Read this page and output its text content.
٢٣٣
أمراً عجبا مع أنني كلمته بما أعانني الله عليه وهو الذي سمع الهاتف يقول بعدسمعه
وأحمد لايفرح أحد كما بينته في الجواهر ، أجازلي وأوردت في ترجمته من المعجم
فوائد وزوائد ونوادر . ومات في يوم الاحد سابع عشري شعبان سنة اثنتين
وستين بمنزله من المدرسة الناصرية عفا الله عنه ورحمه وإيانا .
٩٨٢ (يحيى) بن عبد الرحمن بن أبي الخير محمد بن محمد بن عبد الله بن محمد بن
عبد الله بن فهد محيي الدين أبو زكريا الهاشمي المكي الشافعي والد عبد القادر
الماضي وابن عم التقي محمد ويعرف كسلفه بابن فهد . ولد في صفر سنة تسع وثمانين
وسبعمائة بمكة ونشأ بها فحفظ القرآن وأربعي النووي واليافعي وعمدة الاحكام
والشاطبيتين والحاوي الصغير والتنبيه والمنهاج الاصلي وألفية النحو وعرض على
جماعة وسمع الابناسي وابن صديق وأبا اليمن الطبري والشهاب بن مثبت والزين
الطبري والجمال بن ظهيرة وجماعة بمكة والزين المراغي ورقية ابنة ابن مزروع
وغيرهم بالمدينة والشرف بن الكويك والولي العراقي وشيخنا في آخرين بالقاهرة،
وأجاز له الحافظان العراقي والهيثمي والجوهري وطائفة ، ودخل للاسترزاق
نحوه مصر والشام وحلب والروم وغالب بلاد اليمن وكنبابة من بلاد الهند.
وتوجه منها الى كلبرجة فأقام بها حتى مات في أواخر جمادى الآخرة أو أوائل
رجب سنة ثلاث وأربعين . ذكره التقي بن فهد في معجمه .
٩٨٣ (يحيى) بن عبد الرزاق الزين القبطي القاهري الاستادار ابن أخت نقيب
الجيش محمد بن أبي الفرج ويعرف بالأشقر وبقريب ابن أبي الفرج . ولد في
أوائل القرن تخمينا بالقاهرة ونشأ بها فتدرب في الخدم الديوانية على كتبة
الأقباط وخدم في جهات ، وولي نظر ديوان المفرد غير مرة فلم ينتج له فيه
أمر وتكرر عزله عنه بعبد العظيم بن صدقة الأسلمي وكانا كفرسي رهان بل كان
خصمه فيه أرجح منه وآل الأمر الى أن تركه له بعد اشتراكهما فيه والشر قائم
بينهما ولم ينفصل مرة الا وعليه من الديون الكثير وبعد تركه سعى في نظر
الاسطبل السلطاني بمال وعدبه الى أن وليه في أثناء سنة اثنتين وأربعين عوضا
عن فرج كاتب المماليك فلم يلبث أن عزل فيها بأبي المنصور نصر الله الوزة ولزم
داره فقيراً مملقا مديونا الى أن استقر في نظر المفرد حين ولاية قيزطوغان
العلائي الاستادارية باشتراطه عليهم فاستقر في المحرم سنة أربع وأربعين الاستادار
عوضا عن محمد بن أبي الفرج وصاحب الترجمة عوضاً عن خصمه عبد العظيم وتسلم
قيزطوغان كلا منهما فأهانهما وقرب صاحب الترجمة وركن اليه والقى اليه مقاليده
*-*-*
→ WHAT IS REQUIRED:
Return every record, word for word.

→ WORKED SOLUTION:
Read this page and output its text content.
٢٣٣
أمراً عجبا مع أنني كلمته بما أعانني الله عليه وهو الذي سمع الهاتف يقول بعدسمعه
وأحمد لايفرح أحد كما بينته في الجواهر ، أجازلي وأوردت في ترجمته من المعجم
فوائد وزوائد ونوادر . ومات في يوم الاحد سابع عشري شعبان سنة اثنتين
وستين بمنزله من المدرسة الناصرية عفا الله عنه ورحمه وإيانا .
٩٨٢ (يحيى) بن عبد الرحمن بن أبي الخير محمد بن محمد بن عبد الله بن محمد بن
عبد الله بن فهد محيي الدين أبو زكريا الهاشمي المكي الشافعي والد عبد القادر
الماضي وابن عم التقي محمد ويعرف كسلفه بابن فهد . ولد في صفر سنة تسع وثمانين
وسبعمائة بمكة ونشأ بها فحفظ القرآن وأربعي النووي واليافعي وعمدة الاحكام
والشاطبيتين والحاوي الصغير والتنبيه والمنهاج الاصلي وألفية النحو وعرض على
جماعة وسمع الابناسي وابن صديق وأبا اليمن الطبري والشهاب بن مثبت والزين
الطبري والجمال بن ظهيرة وجماعة بمكة والزين المراغي ورقية ابنة ابن مزروع
وغيرهم بالمدينة والشرف بن الكويك والولي العراقي وشيخنا في آخرين بالقاهرة،
وأجاز له الحافظان العراقي والهيثمي والجوهري وطائفة ، ودخل للاسترزاق
نحوه مصر والشام وحلب والروم وغالب بلاد اليمن وكنبابة من بلاد الهند.
وتوجه منها الى كلبرجة فأقام بها حتى مات في أواخر جمادى الآخرة أو أوائل
رجب سنة ثلاث وأربعين . ذكره التقي بن فهد في معجمه .
٩٨٣ (يحيى) بن عبد الرزاق الزين القبطي القاهري الاستادار ابن أخت نقيب
الجيش محمد بن أبي الفرج ويعرف بالأشقر وبقريب ابن أبي الفرج . ولد في
أوائل القرن تخمينا بالقاهرة ونشأ بها فتدرب في الخدم الديوانية على كتبة
الأقباط وخدم في جهات ، وولي نظر ديوان المفرد غير مرة فلم ينتج له فيه
أمر وتكرر عزله عنه بعبد العظيم بن صدقة الأسلمي وكانا كفرسي رهان بل كان
خصمه فيه أرجح منه وآل الأمر الى أن تركه له بعد اشتراكهما فيه والشر قائم
بينهما ولم ينفصل مرة الا وعليه من الديون الكثير وبعد تركه سعى في نظر
الاسطبل السلطاني بمال وعدبه الى أن وليه في أثناء سنة اثنتين وأربعين عوضا
عن فرج كاتب المماليك فلم يلبث أن عزل فيها بأبي المنصور نصر الله الوزة ولزم
داره فقيراً مملقا مديونا الى أن استقر في نظر المفرد حين ولاية قيزطوغان
العلائي الاستادارية باشتراطه عليهم فاستقر في المحرم سنة أربع وأربعين الاستادار
عوضا عن محمد بن أبي الفرج وصاحب الترجمة عوضاً عن خصمه عبد العظيم وتسلم
قيزطوغان كلا منهما فأهانهما وقرب صاحب الترجمة وركن اليه والقى اليه مقاليده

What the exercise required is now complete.